Material to process:
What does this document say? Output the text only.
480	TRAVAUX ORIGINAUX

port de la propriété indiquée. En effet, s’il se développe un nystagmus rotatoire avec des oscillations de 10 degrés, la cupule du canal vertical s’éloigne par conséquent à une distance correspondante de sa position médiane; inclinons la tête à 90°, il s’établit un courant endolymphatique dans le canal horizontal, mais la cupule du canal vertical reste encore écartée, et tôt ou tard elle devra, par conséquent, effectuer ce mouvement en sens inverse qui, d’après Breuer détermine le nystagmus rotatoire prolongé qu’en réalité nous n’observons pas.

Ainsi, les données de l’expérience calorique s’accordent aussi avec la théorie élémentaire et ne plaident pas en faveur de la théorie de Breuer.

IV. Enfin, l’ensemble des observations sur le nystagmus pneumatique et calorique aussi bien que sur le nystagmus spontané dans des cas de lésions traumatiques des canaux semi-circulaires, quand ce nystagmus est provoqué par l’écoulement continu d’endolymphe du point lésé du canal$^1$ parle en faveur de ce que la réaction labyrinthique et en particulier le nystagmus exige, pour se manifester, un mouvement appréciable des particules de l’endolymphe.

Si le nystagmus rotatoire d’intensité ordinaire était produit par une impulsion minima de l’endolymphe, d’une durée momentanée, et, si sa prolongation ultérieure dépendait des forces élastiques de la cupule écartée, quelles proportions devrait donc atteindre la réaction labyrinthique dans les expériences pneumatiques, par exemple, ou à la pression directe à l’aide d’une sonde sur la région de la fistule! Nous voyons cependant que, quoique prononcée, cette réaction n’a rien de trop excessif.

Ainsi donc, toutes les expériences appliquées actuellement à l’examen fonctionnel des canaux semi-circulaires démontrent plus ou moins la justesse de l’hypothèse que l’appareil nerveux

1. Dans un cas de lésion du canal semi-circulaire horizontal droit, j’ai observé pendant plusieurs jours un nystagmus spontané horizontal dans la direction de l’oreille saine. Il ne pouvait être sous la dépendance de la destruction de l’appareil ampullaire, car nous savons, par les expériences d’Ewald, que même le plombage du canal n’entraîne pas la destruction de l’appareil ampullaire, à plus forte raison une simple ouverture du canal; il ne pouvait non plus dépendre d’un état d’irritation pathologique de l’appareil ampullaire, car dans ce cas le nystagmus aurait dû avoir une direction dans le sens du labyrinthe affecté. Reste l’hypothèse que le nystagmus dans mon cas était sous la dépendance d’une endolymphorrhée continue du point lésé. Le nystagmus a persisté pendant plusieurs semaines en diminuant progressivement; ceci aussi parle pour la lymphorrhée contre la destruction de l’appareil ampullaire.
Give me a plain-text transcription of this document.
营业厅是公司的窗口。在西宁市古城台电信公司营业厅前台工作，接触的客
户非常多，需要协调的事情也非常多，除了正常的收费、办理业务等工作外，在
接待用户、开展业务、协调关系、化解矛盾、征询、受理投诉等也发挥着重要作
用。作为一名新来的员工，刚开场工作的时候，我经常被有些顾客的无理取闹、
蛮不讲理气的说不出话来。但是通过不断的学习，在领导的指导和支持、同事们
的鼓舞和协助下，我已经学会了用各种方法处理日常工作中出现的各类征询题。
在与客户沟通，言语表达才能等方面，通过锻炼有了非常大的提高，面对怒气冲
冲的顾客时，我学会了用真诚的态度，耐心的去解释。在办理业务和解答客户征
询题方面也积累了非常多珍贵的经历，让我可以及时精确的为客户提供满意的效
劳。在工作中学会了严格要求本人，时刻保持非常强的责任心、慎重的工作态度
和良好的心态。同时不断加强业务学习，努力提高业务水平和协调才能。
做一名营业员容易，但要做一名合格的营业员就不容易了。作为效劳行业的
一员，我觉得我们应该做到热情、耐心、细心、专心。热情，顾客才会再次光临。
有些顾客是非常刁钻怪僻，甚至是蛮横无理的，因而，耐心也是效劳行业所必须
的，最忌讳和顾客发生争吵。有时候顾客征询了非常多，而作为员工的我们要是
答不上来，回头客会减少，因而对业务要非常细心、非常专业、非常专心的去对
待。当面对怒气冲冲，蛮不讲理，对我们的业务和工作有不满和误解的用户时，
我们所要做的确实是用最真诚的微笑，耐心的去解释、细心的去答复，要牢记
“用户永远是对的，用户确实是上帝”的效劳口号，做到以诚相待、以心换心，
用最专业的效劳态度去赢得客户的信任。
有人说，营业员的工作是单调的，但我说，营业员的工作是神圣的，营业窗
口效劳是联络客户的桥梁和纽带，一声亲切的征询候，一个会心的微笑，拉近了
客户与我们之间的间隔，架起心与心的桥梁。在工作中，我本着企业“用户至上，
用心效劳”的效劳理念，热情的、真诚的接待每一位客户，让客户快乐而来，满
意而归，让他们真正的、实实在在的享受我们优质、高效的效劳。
...
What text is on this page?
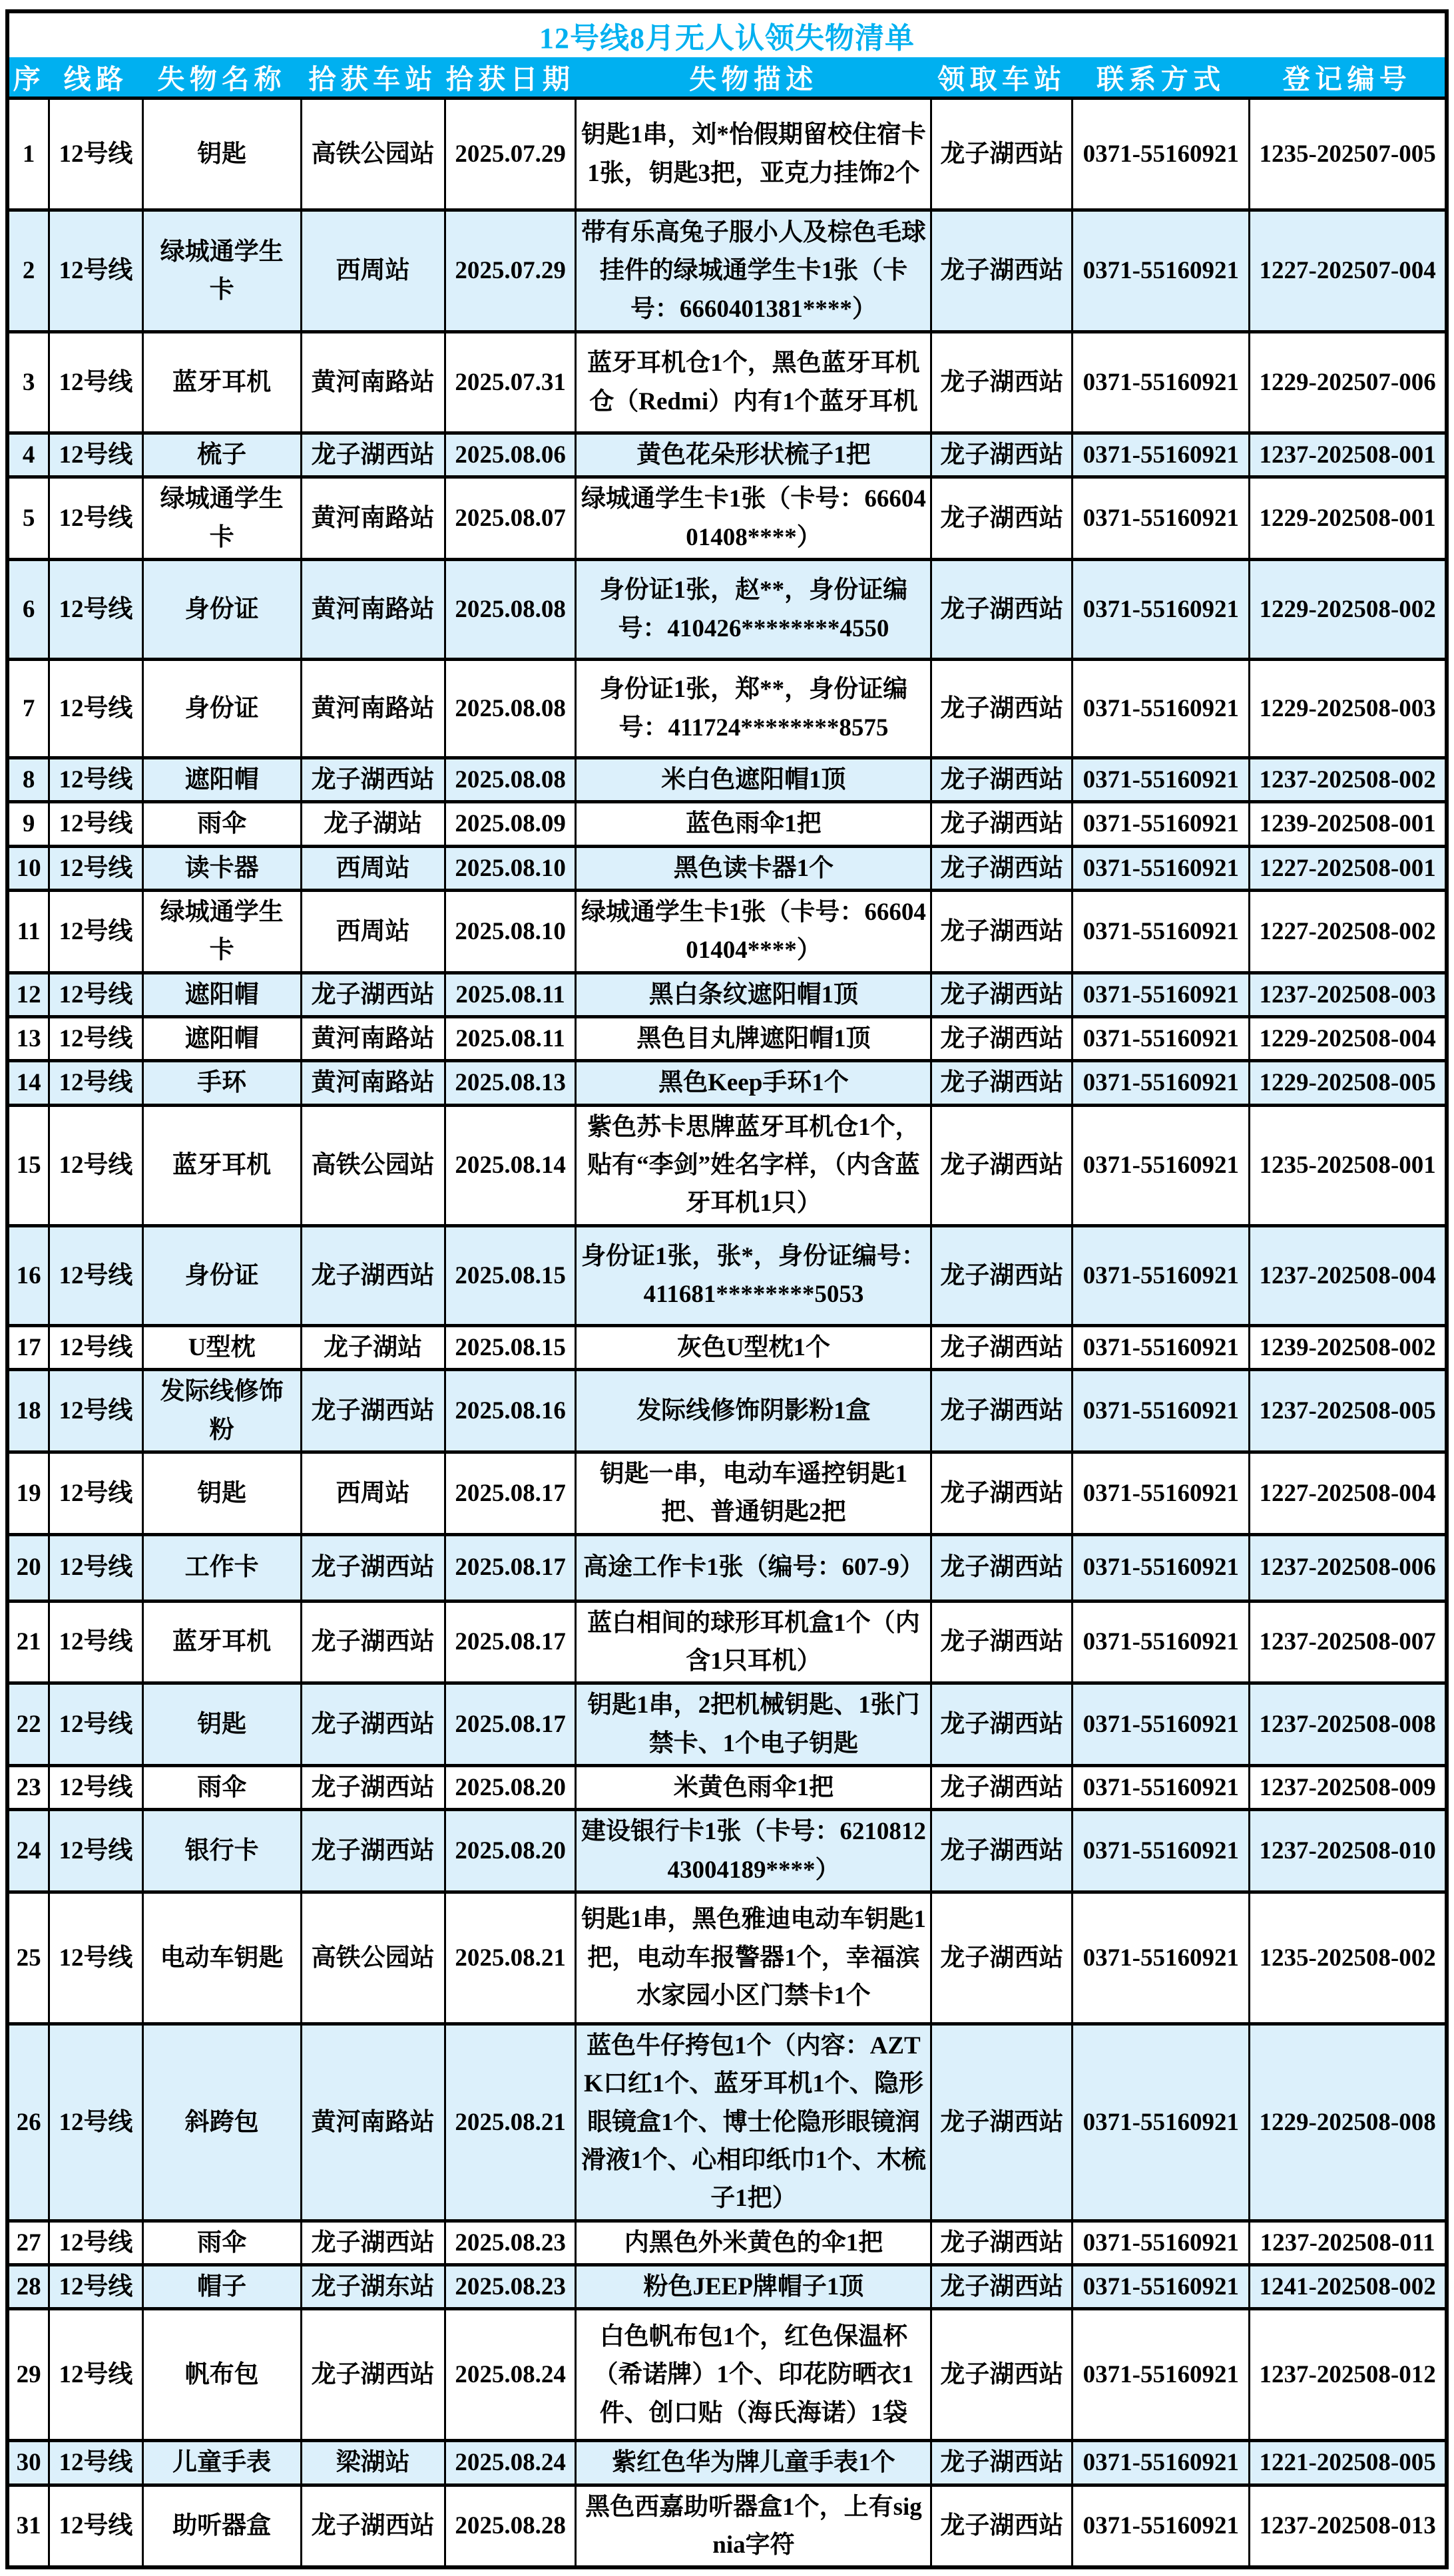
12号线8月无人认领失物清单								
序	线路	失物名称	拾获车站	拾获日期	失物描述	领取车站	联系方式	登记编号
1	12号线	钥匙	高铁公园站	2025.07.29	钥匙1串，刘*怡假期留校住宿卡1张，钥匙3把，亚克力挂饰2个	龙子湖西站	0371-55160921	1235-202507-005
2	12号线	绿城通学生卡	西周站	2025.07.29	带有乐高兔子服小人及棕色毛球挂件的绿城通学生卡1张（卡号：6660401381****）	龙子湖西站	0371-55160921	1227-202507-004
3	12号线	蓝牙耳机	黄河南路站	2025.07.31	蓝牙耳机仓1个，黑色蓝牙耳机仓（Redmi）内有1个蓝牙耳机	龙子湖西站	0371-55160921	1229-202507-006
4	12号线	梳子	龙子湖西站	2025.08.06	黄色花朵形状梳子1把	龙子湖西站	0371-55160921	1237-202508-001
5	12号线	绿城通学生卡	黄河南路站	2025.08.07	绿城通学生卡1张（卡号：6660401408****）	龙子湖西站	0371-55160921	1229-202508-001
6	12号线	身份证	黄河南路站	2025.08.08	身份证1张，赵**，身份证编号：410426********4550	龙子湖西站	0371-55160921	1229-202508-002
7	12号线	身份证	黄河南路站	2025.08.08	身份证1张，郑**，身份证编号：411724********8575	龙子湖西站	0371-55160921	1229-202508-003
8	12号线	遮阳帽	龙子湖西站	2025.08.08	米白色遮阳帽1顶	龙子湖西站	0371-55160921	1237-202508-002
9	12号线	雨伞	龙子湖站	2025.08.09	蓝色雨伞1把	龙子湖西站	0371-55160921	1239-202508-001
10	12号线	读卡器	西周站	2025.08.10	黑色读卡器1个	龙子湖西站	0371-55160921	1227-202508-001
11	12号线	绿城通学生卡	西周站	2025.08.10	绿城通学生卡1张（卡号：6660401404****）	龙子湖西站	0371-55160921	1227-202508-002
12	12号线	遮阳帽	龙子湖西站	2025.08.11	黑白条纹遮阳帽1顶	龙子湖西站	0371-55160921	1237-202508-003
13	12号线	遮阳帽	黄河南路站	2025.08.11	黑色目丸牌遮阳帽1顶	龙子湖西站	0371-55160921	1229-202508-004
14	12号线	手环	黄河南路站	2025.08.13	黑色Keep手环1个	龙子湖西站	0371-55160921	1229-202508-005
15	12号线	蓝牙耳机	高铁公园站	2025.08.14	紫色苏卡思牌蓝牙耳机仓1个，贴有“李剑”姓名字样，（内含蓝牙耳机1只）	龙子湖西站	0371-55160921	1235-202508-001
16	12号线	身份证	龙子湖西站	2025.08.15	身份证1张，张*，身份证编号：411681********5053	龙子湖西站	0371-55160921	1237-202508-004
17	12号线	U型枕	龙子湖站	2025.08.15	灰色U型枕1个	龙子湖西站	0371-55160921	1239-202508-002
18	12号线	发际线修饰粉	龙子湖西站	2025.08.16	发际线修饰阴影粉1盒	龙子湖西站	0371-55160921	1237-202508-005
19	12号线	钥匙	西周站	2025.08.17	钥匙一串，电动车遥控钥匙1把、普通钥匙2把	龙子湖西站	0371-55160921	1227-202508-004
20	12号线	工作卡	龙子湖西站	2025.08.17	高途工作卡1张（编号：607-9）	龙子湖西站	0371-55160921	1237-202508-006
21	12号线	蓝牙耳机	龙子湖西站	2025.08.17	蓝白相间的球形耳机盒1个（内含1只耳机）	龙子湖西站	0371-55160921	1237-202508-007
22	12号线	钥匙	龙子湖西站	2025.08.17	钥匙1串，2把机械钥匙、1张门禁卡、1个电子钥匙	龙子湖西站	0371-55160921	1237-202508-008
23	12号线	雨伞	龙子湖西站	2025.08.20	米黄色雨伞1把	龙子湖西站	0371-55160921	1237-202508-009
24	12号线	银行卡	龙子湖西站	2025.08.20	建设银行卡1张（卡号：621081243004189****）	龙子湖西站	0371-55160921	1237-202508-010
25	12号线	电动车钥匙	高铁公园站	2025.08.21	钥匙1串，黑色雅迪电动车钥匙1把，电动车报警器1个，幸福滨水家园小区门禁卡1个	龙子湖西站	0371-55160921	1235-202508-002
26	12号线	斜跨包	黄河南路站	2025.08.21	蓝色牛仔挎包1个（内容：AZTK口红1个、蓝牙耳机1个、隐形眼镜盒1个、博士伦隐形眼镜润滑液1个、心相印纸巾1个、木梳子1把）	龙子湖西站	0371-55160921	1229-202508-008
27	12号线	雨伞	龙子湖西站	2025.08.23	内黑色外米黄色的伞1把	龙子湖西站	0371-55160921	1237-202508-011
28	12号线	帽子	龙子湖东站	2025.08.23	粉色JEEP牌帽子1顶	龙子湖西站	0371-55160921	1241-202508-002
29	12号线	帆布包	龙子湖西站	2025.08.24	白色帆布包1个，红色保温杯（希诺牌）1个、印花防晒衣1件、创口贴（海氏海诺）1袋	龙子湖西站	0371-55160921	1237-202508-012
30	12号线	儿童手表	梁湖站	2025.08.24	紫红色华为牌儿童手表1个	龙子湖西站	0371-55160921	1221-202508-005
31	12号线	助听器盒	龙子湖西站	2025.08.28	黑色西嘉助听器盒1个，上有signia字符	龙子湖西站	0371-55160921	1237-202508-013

Instructions to follow:
Check the data for the word "faveur" and pull out the lines that have it.

Exercise answer:
Ainsi, les données de l’expérience calorique s’accordent aussi avec la théorie élémentaire et ne plaident pas en faveur de la théorie de Breuer.
IV. Enfin, l’ensemble des observations sur le nystagmus pneumatique et calorique aussi bien que sur le nystagmus spontané dans des cas de lésions traumatiques des canaux semi-circulaires, quand ce nystagmus est provoqué par l’écoulement continu d’endolymphe du point lésé du canal$^1$ parle en faveur de ce que la réaction labyrinthique et en particulier le nystagmus exige, pour se manifester, un mouvement appréciable des particules de l’endolymphe.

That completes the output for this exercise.